__JOB__. Look through the records below, and copy out every line that holds the string "class".
--
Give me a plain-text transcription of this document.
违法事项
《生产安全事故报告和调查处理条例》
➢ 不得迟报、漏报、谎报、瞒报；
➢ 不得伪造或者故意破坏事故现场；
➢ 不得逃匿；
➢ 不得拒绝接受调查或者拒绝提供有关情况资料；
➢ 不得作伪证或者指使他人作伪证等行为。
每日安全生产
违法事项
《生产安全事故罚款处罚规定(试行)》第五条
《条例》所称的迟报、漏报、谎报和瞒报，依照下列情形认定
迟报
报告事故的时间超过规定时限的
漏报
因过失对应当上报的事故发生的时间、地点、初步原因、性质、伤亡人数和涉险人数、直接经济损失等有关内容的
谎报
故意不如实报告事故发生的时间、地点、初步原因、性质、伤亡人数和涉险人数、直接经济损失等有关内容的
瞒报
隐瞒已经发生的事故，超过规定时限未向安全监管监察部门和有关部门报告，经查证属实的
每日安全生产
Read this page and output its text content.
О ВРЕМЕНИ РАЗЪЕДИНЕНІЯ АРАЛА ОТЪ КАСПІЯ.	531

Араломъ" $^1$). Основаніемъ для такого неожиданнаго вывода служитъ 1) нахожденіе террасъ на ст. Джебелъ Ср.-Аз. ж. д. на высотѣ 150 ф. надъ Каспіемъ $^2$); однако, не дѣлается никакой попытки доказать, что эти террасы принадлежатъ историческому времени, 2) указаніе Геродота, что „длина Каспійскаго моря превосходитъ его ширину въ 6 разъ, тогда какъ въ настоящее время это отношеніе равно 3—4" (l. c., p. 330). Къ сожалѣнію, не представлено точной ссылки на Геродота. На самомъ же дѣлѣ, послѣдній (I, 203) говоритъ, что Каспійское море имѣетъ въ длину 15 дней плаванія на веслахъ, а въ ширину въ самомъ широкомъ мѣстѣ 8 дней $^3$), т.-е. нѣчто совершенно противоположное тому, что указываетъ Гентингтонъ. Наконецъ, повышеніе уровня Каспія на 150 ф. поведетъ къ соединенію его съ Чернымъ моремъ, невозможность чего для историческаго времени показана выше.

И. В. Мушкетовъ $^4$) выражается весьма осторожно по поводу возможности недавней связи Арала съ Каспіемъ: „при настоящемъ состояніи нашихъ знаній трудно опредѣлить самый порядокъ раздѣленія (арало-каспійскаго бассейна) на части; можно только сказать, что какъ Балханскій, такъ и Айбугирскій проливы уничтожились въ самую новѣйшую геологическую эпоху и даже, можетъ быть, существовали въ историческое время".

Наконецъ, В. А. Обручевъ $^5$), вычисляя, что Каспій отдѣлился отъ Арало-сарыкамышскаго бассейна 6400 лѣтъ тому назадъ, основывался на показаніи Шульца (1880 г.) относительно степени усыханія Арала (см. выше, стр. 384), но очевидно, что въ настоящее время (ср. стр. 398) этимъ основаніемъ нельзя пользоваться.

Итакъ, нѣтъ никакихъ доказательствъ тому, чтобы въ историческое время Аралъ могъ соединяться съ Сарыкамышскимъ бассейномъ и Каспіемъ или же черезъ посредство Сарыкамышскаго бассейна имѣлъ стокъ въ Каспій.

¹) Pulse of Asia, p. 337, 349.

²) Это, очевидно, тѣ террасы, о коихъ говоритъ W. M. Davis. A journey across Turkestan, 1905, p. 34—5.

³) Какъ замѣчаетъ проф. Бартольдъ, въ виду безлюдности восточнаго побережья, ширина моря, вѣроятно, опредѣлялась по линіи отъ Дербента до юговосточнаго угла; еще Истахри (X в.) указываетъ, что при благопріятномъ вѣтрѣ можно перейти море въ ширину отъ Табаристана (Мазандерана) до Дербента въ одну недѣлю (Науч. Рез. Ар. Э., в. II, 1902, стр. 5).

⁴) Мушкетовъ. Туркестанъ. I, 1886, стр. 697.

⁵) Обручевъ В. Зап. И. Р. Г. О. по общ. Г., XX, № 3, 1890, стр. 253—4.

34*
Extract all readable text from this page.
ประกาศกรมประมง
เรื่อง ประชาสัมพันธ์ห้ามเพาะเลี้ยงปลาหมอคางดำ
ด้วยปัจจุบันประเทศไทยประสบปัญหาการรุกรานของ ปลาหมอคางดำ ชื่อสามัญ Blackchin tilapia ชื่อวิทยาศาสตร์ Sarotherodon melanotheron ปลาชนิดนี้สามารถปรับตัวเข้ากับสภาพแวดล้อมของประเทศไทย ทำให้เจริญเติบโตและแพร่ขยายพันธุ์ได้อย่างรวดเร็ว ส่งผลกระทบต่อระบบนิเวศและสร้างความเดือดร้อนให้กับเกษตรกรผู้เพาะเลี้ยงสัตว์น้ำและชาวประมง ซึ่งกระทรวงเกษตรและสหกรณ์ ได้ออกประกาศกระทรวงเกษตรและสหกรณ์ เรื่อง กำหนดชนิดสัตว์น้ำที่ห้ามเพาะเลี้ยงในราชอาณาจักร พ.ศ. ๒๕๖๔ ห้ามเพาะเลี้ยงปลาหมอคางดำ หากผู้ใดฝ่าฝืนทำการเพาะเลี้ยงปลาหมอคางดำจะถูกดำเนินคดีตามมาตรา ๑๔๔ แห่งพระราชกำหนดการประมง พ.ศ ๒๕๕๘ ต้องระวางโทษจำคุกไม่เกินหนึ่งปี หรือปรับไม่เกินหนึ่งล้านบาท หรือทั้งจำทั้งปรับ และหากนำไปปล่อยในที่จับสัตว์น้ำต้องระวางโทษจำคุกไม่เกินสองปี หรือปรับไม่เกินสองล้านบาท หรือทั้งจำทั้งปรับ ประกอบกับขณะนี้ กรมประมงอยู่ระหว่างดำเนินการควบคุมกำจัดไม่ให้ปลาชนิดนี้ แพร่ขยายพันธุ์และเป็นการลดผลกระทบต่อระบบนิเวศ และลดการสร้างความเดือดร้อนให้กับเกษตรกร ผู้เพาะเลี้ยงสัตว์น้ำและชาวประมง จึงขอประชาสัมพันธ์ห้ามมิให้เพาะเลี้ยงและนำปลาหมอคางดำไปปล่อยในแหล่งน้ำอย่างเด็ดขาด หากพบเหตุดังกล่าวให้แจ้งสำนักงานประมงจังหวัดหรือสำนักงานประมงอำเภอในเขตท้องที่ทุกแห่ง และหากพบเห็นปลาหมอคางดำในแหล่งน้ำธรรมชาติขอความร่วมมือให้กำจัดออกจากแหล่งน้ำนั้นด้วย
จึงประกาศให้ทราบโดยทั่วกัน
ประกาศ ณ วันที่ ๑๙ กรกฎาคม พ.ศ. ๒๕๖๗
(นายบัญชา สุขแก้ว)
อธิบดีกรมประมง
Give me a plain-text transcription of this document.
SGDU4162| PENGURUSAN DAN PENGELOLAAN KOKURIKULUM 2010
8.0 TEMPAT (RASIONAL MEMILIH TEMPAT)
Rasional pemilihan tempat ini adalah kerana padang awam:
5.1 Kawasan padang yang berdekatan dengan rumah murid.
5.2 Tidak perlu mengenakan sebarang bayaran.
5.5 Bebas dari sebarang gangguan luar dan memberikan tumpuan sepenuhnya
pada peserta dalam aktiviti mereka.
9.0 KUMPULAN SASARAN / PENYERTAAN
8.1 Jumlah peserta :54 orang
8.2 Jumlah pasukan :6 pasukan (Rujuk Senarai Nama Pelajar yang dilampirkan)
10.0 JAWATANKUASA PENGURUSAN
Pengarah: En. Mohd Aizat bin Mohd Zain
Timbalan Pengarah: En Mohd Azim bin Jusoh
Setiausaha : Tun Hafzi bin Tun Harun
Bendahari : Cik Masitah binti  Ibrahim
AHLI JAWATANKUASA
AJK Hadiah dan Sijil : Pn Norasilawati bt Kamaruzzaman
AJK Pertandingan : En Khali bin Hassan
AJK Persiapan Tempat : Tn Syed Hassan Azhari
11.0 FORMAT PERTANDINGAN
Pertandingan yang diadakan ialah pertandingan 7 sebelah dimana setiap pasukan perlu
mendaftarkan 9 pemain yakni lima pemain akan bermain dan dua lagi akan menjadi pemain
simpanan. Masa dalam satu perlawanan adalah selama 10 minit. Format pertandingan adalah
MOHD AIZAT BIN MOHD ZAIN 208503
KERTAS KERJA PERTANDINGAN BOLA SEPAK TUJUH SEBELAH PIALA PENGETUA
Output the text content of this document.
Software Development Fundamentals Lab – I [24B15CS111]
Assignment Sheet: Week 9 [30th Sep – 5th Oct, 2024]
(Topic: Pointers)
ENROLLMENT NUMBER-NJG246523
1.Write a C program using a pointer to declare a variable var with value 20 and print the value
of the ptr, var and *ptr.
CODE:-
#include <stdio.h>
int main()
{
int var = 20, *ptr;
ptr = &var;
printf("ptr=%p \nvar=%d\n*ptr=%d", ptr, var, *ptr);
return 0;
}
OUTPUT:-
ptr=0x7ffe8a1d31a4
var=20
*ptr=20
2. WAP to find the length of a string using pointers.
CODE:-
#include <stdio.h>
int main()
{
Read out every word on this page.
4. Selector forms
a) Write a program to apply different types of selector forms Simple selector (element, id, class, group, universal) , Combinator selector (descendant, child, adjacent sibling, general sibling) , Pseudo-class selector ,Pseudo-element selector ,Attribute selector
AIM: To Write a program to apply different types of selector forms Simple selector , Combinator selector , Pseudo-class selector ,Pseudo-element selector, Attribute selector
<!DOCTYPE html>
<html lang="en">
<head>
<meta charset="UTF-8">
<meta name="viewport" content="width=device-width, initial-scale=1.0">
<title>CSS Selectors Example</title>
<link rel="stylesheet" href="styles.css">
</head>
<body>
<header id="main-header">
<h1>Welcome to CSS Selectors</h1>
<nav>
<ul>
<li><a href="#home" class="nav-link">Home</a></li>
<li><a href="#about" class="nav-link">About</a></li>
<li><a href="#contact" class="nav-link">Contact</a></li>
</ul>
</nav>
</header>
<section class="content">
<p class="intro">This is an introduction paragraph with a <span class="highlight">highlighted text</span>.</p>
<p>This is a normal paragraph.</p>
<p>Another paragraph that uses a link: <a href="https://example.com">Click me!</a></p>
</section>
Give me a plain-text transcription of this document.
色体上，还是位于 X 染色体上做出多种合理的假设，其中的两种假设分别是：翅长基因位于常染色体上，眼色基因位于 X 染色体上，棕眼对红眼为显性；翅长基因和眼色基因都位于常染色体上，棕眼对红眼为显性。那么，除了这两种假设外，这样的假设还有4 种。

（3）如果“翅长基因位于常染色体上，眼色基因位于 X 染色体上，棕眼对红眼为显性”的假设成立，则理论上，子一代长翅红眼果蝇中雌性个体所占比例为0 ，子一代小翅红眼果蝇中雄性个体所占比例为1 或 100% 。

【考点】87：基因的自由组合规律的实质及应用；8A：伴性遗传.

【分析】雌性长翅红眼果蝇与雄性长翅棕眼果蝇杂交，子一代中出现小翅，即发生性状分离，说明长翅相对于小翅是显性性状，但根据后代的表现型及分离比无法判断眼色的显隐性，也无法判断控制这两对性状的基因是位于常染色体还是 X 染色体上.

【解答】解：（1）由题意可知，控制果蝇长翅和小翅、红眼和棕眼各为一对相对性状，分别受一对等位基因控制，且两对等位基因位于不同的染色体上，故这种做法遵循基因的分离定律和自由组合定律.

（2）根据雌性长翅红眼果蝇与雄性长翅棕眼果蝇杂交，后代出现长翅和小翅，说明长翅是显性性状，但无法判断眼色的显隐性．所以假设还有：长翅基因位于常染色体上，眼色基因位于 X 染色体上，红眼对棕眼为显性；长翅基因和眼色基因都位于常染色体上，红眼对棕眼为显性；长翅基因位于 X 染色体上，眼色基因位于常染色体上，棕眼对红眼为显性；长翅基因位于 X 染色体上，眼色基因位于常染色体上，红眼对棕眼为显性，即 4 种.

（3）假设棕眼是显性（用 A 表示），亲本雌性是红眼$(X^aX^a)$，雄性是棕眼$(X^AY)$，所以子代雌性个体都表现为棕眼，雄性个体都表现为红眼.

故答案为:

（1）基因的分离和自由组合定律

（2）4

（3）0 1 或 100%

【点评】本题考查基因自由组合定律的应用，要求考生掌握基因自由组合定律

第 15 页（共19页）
--
__OUTPUT FOR THIS EXERCISE__.
a) Write a program to apply different types of selector forms Simple selector (element, id, class, group, universal) , Combinator selector (descendant, child, adjacent sibling, general sibling) , Pseudo-class selector ,Pseudo-element selector ,Attribute selector
AIM: To Write a program to apply different types of selector forms Simple selector , Combinator selector , Pseudo-class selector ,Pseudo-element selector, Attribute selector
<li><a href="#home" class="nav-link">Home</a></li>
<li><a href="#about" class="nav-link">About</a></li>
<li><a href="#contact" class="nav-link">Contact</a></li>
<section class="content">
<p class="intro">This is an introduction paragraph with a <span class="highlight">highlighted text</span>.</p>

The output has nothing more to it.